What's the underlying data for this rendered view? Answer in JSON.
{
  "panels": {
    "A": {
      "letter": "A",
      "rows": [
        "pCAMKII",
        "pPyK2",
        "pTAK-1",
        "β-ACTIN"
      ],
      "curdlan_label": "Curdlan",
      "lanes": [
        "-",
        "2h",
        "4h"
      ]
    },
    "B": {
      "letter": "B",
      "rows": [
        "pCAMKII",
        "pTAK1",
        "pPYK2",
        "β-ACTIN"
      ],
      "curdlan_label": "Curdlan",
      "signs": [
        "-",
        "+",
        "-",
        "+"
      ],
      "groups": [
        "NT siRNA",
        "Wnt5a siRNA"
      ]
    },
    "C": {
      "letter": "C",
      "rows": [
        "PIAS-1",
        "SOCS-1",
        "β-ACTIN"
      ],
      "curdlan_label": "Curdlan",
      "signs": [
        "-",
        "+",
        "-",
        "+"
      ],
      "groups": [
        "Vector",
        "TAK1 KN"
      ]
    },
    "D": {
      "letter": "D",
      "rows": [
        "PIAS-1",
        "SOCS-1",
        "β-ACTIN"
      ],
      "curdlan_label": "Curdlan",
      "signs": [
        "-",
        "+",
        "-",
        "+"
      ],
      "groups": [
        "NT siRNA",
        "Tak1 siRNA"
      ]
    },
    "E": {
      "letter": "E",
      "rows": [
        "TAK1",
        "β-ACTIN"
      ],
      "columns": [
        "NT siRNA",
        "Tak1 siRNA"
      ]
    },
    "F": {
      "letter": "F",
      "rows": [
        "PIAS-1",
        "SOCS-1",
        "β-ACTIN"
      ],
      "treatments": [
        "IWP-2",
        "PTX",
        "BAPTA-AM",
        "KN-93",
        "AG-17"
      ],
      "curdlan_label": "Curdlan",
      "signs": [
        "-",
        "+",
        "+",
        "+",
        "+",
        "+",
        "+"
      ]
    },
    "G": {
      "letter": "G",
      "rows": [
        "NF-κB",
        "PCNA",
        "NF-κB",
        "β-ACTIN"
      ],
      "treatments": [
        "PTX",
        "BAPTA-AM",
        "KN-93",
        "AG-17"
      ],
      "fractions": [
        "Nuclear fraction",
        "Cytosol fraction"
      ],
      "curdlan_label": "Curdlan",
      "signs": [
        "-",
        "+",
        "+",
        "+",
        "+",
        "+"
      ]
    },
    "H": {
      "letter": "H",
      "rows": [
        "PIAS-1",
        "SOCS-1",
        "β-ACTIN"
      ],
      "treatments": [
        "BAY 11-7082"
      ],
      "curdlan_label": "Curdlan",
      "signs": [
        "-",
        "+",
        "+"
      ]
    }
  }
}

────────

--- THE REQUEST ---
Using the entries above, state how many lines include the word "letter", with no other words.

--- ANSWER TO THE PROBLEM ---
8